### Page extract

· · · ·

Mythology: Game of Thrones
By Martin Felipe
April 4, 2012
When Game of Thrones first started last year, I was pretty intrigued. I hadn’t read the Song of Ice and Fire series, but I was excited at the idea of an ongoing fantasy television serial in the Lord of the Rings mold. You see, when The X-Files made geeky, heavily detailed mythologies safe for mainstream television in the ‘90s, it was the beginning of a new era for the nerd genres. No longer were fans stuck with Star Trek as their only television alternate universe to obsess over. We had horror (Buffy the Vampire Slayer), science fiction (Battlestar Galactica), spies (Alias) and islands (Lost), but we had yet to see a Middle Earth-esque fantasy world on a weekly basis.
Well, one mistake I made when first delving into Game of Thrones and the Westeros-verse, is to assume it would be an easy transition. I’ve been enjoying picking mythologies apart for decades now, including the aforementioned Hobbit habitat, so I figured this would be awesome! I’d be able to add another universe to my list, another detail-rich, fake society I could get to know better than the real one I actually live in. Then, I saw the first episodes and was overwhelmed… but not in the good way.

· · · ·

### Dataset rows
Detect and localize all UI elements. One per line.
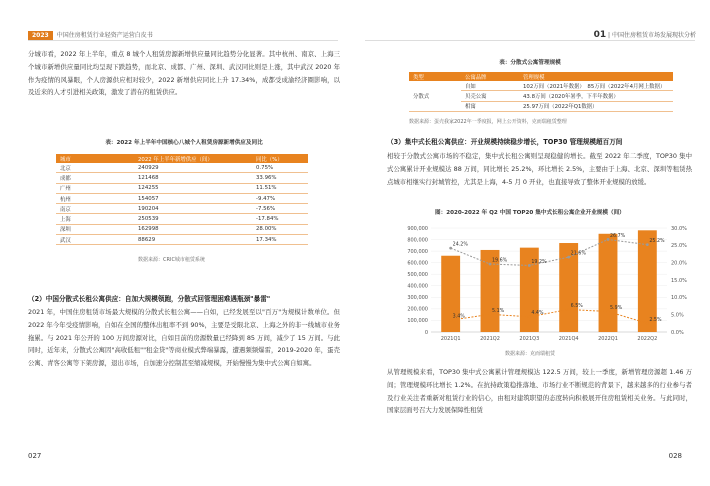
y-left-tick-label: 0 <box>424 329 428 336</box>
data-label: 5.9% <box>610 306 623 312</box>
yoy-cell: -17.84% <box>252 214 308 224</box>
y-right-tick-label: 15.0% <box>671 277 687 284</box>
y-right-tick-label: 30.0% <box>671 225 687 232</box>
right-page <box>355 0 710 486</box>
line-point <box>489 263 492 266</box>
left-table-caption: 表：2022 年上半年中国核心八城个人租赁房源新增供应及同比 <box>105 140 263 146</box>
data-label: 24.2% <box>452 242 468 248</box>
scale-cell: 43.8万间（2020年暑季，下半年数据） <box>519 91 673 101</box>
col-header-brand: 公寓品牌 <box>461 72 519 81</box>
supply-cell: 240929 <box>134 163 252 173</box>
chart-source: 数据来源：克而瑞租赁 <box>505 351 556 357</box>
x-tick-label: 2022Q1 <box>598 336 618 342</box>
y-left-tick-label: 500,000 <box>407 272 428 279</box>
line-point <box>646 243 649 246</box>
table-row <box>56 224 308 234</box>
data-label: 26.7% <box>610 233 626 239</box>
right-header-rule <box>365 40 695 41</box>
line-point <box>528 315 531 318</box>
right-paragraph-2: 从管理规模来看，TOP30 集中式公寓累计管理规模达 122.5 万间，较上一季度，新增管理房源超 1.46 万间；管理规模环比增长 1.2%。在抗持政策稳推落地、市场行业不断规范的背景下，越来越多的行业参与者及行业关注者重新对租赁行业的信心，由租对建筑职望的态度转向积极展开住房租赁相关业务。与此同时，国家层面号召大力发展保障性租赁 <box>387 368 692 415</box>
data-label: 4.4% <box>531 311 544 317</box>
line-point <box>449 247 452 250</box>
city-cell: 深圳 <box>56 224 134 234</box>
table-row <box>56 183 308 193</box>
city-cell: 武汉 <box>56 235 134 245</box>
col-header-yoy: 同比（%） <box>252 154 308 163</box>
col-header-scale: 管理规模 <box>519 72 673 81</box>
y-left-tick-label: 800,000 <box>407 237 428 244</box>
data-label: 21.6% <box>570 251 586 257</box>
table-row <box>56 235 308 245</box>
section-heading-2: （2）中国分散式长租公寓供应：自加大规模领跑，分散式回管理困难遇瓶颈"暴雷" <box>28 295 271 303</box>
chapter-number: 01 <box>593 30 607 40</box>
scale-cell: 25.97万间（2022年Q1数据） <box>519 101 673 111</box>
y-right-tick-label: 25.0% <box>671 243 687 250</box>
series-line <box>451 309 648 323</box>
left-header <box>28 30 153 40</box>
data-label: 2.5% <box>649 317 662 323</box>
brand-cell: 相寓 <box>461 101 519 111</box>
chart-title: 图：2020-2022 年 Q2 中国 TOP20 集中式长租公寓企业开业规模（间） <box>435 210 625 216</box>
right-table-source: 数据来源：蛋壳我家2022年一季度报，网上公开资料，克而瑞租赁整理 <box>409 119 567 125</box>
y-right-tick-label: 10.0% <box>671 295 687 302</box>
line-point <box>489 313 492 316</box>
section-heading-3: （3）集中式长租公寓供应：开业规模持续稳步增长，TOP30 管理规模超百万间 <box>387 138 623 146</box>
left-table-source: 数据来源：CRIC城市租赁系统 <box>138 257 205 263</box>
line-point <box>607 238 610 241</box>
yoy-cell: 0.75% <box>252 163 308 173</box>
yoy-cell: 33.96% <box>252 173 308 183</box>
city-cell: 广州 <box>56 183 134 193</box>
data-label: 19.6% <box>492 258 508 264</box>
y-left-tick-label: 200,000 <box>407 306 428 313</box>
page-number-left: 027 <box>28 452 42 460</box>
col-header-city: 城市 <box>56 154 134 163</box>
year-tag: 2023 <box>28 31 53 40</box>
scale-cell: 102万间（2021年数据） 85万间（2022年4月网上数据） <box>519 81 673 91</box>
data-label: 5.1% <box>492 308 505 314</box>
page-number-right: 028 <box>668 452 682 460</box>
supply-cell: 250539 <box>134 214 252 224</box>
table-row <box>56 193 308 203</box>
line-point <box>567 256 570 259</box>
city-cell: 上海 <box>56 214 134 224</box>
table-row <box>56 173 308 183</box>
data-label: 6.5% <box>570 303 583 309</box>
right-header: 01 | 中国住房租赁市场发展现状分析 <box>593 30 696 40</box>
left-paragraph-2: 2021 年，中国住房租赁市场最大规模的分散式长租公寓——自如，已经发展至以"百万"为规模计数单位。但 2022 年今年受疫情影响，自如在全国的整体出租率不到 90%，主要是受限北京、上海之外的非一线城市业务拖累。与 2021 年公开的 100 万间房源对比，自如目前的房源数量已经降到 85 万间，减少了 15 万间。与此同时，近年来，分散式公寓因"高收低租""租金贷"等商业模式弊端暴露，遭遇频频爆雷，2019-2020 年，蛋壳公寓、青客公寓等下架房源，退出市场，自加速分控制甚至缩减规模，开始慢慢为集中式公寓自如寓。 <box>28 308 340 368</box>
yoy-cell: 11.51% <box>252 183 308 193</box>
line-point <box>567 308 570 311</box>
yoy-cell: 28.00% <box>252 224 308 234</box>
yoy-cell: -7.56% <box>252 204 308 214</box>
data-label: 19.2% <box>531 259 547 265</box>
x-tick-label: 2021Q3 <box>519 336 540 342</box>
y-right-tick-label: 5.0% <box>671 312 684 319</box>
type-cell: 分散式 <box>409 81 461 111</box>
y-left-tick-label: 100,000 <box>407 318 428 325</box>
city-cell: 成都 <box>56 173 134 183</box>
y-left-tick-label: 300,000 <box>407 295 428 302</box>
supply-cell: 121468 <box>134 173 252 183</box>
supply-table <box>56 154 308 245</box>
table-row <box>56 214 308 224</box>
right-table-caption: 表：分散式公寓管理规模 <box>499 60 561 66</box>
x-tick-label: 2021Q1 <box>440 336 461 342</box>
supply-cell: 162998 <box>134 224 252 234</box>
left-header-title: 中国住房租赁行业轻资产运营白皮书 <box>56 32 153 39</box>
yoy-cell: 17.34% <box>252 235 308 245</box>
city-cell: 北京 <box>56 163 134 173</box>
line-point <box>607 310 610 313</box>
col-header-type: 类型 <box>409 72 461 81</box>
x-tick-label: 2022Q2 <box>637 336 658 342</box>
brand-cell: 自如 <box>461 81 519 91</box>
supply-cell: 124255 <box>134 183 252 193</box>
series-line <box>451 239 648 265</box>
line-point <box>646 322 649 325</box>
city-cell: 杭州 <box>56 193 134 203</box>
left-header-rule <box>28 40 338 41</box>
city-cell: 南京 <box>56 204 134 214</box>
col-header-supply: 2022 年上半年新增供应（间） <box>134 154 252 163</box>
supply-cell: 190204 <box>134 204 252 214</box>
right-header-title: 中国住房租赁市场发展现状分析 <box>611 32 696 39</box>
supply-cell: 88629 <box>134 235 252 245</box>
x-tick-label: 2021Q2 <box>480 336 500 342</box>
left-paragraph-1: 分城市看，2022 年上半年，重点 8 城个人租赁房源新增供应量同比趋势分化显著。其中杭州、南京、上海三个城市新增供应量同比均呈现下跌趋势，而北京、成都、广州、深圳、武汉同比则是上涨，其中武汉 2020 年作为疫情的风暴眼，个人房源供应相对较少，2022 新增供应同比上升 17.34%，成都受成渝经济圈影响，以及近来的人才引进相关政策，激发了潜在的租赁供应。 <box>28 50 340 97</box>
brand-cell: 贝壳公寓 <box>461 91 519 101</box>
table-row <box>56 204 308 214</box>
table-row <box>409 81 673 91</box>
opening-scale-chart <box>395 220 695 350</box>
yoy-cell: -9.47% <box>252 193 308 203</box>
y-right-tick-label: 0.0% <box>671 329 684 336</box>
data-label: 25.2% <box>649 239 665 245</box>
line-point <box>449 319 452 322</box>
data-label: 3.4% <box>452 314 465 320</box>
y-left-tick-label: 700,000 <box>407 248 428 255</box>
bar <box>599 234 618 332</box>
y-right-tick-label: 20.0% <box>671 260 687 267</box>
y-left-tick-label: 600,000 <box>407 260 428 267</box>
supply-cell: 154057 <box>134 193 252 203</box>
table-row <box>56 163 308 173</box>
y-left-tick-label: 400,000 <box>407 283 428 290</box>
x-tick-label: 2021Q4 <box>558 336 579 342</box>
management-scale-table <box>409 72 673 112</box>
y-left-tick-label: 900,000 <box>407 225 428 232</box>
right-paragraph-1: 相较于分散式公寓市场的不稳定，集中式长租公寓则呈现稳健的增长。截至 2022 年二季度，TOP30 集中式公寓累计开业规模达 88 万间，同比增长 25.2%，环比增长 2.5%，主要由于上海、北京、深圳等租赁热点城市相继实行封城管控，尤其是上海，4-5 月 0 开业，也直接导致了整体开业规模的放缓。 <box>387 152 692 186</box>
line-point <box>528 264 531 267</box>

· · · ·

### What the task requires
In the Game of Thrones article, which show does the writer say made geeky, heavily detailed mythologies safe for mainstream television in the '90s?

### Solved exercise
The X-Files